Figure dataset records
============

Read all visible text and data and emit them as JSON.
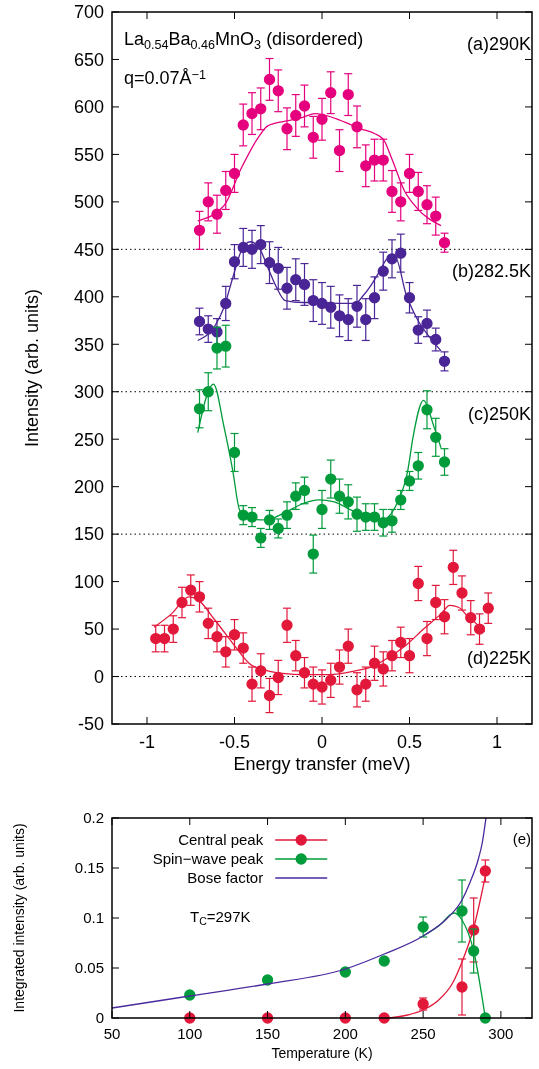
{
  "chart_data": [
    {
      "type": "scatter",
      "xlabel": "Energy transfer (meV)",
      "ylabel": "Intensity (arb. units)",
      "xlim": [
        -1.2,
        1.2
      ],
      "xticks": [
        -1,
        -0.5,
        0,
        0.5,
        1
      ],
      "ylim": [
        -50,
        700
      ],
      "yticks": [
        -50,
        0,
        50,
        100,
        150,
        200,
        250,
        300,
        350,
        400,
        450,
        500,
        550,
        600,
        650,
        700
      ],
      "annotations": [
        "La$_{0.54}$Ba$_{0.46}$MnO$_{3}$ (disordered)",
        "q=0.07Å$^{−1}$",
        "(a)290K",
        "(b)282.5K",
        "(c)250K",
        "(d)225K"
      ],
      "ref_lines": [
        {
          "axis": "y",
          "value": 450,
          "line_style": "dotted",
          "color": "#000000"
        },
        {
          "axis": "y",
          "value": 300,
          "line_style": "dotted",
          "color": "#000000"
        },
        {
          "axis": "y",
          "value": 150,
          "line_style": "dotted",
          "color": "#000000"
        },
        {
          "axis": "y",
          "value": 0,
          "line_style": "dotted",
          "color": "#000000"
        }
      ],
      "series": [
        {
          "type": "scatter",
          "color": "#e5007d",
          "marker": "circle",
          "x": [
            -0.7,
            -0.65,
            -0.6,
            -0.55,
            -0.5,
            -0.45,
            -0.4,
            -0.35,
            -0.3,
            -0.25,
            -0.2,
            -0.15,
            -0.1,
            -0.05,
            0,
            0.05,
            0.1,
            0.15,
            0.2,
            0.25,
            0.3,
            0.35,
            0.4,
            0.45,
            0.5,
            0.55,
            0.6,
            0.65,
            0.7
          ],
          "values": [
            470,
            500,
            487,
            512,
            530,
            581,
            593,
            598,
            629,
            617,
            577,
            591,
            601,
            568,
            587,
            615,
            554,
            613,
            579,
            538,
            544,
            544,
            511,
            500,
            530,
            511,
            497,
            485,
            457
          ],
          "errors": [
            20,
            20,
            20,
            20,
            20,
            22,
            22,
            22,
            22,
            22,
            22,
            22,
            22,
            22,
            22,
            22,
            22,
            22,
            22,
            22,
            22,
            22,
            22,
            20,
            20,
            20,
            20,
            20,
            10
          ]
        },
        {
          "type": "line",
          "color": "#e5007d",
          "x": [
            -0.71,
            -0.56,
            -0.46,
            -0.36,
            -0.31,
            -0.21,
            -0.11,
            -0.04,
            0.02,
            0.13,
            0.22,
            0.3,
            0.35,
            0.4,
            0.47,
            0.54,
            0.68
          ],
          "values": [
            480,
            496,
            536,
            569,
            580,
            585,
            589,
            593,
            591,
            584,
            577,
            572,
            566,
            545,
            512,
            494,
            475
          ]
        },
        {
          "type": "scatter",
          "color": "#4a2596",
          "marker": "circle",
          "x": [
            -0.7,
            -0.65,
            -0.6,
            -0.55,
            -0.5,
            -0.45,
            -0.4,
            -0.35,
            -0.3,
            -0.25,
            -0.2,
            -0.15,
            -0.1,
            -0.05,
            0,
            0.05,
            0.1,
            0.15,
            0.2,
            0.25,
            0.3,
            0.35,
            0.4,
            0.45,
            0.5,
            0.55,
            0.6,
            0.65,
            0.7
          ],
          "values": [
            374,
            366,
            363,
            393,
            437,
            452,
            450,
            455,
            436,
            430,
            409,
            418,
            413,
            396,
            393,
            389,
            380,
            376,
            390,
            376,
            399,
            427,
            440,
            446,
            399,
            365,
            372,
            355,
            332
          ],
          "errors": [
            14,
            14,
            14,
            18,
            18,
            20,
            20,
            20,
            22,
            22,
            22,
            22,
            22,
            22,
            22,
            22,
            22,
            22,
            22,
            22,
            22,
            20,
            20,
            20,
            16,
            14,
            14,
            12,
            10
          ]
        },
        {
          "type": "line",
          "color": "#4a2596",
          "x": [
            -0.71,
            -0.61,
            -0.56,
            -0.51,
            -0.46,
            -0.41,
            -0.36,
            -0.31,
            -0.26,
            -0.21,
            -0.11,
            -0.02,
            0.09,
            0.19,
            0.23,
            0.28,
            0.33,
            0.38,
            0.42,
            0.48,
            0.54,
            0.63,
            0.68
          ],
          "values": [
            354,
            370,
            389,
            420,
            449,
            458,
            452,
            431,
            410,
            396,
            394,
            394,
            393,
            393,
            400,
            412,
            427,
            441,
            441,
            403,
            378,
            354,
            343
          ]
        },
        {
          "type": "scatter",
          "color": "#009b3a",
          "marker": "circle",
          "x": [
            -0.7,
            -0.65,
            -0.6,
            -0.55,
            -0.5,
            -0.45,
            -0.4,
            -0.35,
            -0.3,
            -0.25,
            -0.2,
            -0.15,
            -0.1,
            -0.05,
            0,
            0.05,
            0.1,
            0.15,
            0.2,
            0.25,
            0.3,
            0.35,
            0.4,
            0.45,
            0.5,
            0.55,
            0.6,
            0.65,
            0.7
          ],
          "values": [
            282,
            300,
            346,
            348,
            236,
            170,
            168,
            146,
            165,
            156,
            170,
            190,
            196,
            129,
            176,
            208,
            190,
            184,
            171,
            168,
            168,
            162,
            164,
            186,
            206,
            222,
            281,
            252,
            226
          ],
          "errors": [
            20,
            20,
            22,
            22,
            20,
            10,
            10,
            10,
            10,
            10,
            14,
            14,
            14,
            20,
            20,
            20,
            18,
            18,
            18,
            14,
            14,
            14,
            12,
            10,
            10,
            14,
            20,
            20,
            14
          ]
        },
        {
          "type": "line",
          "color": "#009b3a",
          "x": [
            -0.71,
            -0.62,
            -0.56,
            -0.51,
            -0.47,
            -0.41,
            -0.32,
            -0.21,
            -0.11,
            -0.02,
            0.07,
            0.17,
            0.26,
            0.35,
            0.43,
            0.49,
            0.52,
            0.58,
            0.64,
            0.68
          ],
          "values": [
            257,
            308,
            263,
            217,
            175,
            166,
            165,
            173,
            182,
            186,
            184,
            175,
            168,
            166,
            183,
            217,
            252,
            291,
            263,
            241
          ]
        },
        {
          "type": "scatter",
          "color": "#e2183a",
          "marker": "circle",
          "x": [
            -0.95,
            -0.9,
            -0.85,
            -0.8,
            -0.75,
            -0.7,
            -0.65,
            -0.6,
            -0.55,
            -0.5,
            -0.45,
            -0.4,
            -0.35,
            -0.3,
            -0.25,
            -0.2,
            -0.15,
            -0.1,
            -0.05,
            0,
            0.05,
            0.1,
            0.15,
            0.2,
            0.25,
            0.3,
            0.35,
            0.4,
            0.45,
            0.5,
            0.55,
            0.6,
            0.65,
            0.7,
            0.75,
            0.8,
            0.85,
            0.9,
            0.95
          ],
          "values": [
            40,
            40,
            50,
            78,
            91,
            84,
            56,
            42,
            26,
            44,
            30,
            -8,
            6,
            -20,
            -1,
            54,
            22,
            4,
            -8,
            -11,
            -4,
            10,
            32,
            -14,
            -8,
            14,
            8,
            22,
            36,
            22,
            98,
            40,
            78,
            63,
            115,
            88,
            62,
            50,
            72
          ],
          "errors": [
            14,
            14,
            14,
            16,
            16,
            16,
            16,
            16,
            16,
            16,
            16,
            18,
            18,
            18,
            18,
            18,
            16,
            16,
            18,
            18,
            18,
            18,
            18,
            18,
            18,
            18,
            18,
            16,
            16,
            18,
            18,
            18,
            18,
            18,
            18,
            18,
            18,
            16,
            16
          ]
        },
        {
          "type": "line",
          "color": "#e2183a",
          "x": [
            -0.96,
            -0.86,
            -0.76,
            -0.71,
            -0.61,
            -0.51,
            -0.41,
            -0.31,
            -0.21,
            -0.11,
            0.04,
            0.19,
            0.28,
            0.38,
            0.48,
            0.58,
            0.68,
            0.73,
            0.78,
            0.83,
            0.88,
            0.93
          ],
          "values": [
            52,
            66,
            84,
            81,
            59,
            35,
            13,
            6,
            3,
            2,
            2,
            6,
            10,
            20,
            33,
            50,
            66,
            75,
            73,
            64,
            56,
            47
          ]
        }
      ]
    },
    {
      "type": "scatter",
      "xlabel": "Temperature (K)",
      "ylabel": "Integrated intensity (arb. units)",
      "xlim": [
        50,
        320
      ],
      "xticks": [
        50,
        100,
        150,
        200,
        250,
        300
      ],
      "ylim": [
        0,
        0.2
      ],
      "yticks": [
        0,
        0.05,
        0.1,
        0.15,
        0.2
      ],
      "legend": "top",
      "annotations": [
        "(e)",
        "T$_{C}$=297K"
      ],
      "series": [
        {
          "type": "scatter",
          "name": "Central peak",
          "color": "#e2183a",
          "marker": "circle",
          "x": [
            100,
            150,
            200,
            225,
            250,
            275,
            282.5,
            290
          ],
          "values": [
            0,
            0,
            0,
            0,
            0.014,
            0.031,
            0.088,
            0.147
          ],
          "errors": [
            null,
            null,
            null,
            null,
            0.006,
            0.028,
            0.032,
            0.011
          ]
        },
        {
          "type": "line",
          "color": "#e2183a",
          "x": [
            228,
            240,
            250,
            260,
            269,
            275,
            282.5,
            290
          ],
          "values": [
            0,
            0.003,
            0.008,
            0.018,
            0.035,
            0.056,
            0.09,
            0.142
          ]
        },
        {
          "type": "scatter",
          "name": "Spin−wave peak",
          "color": "#009b3a",
          "marker": "circle",
          "x": [
            100,
            150,
            200,
            225,
            250,
            275,
            282.5,
            290
          ],
          "values": [
            0.023,
            0.038,
            0.046,
            0.057,
            0.091,
            0.107,
            0.067,
            0
          ],
          "errors": [
            null,
            null,
            null,
            null,
            0.01,
            0.031,
            0.022,
            null
          ]
        },
        {
          "type": "line",
          "color": "#009b3a",
          "x": [
            250,
            260,
            270,
            275,
            282.5,
            290
          ],
          "values": [
            0.082,
            0.092,
            0.105,
            0.098,
            0.067,
            0
          ]
        },
        {
          "type": "line",
          "name": "Bose factor",
          "color": "#4b2a9e",
          "x": [
            50,
            100,
            150,
            200,
            225,
            250,
            265,
            275,
            280,
            285.7,
            288,
            290.4
          ],
          "values": [
            0.01,
            0.022,
            0.034,
            0.049,
            0.064,
            0.082,
            0.099,
            0.118,
            0.135,
            0.16,
            0.175,
            0.2
          ]
        }
      ]
    }
  ]
}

============

_GIVEN REQUEST:_
Check every line of the entries above for the word "xlabel" and report how many lines contain it, giving the number only.

_SOLVED EXERCISE:_
2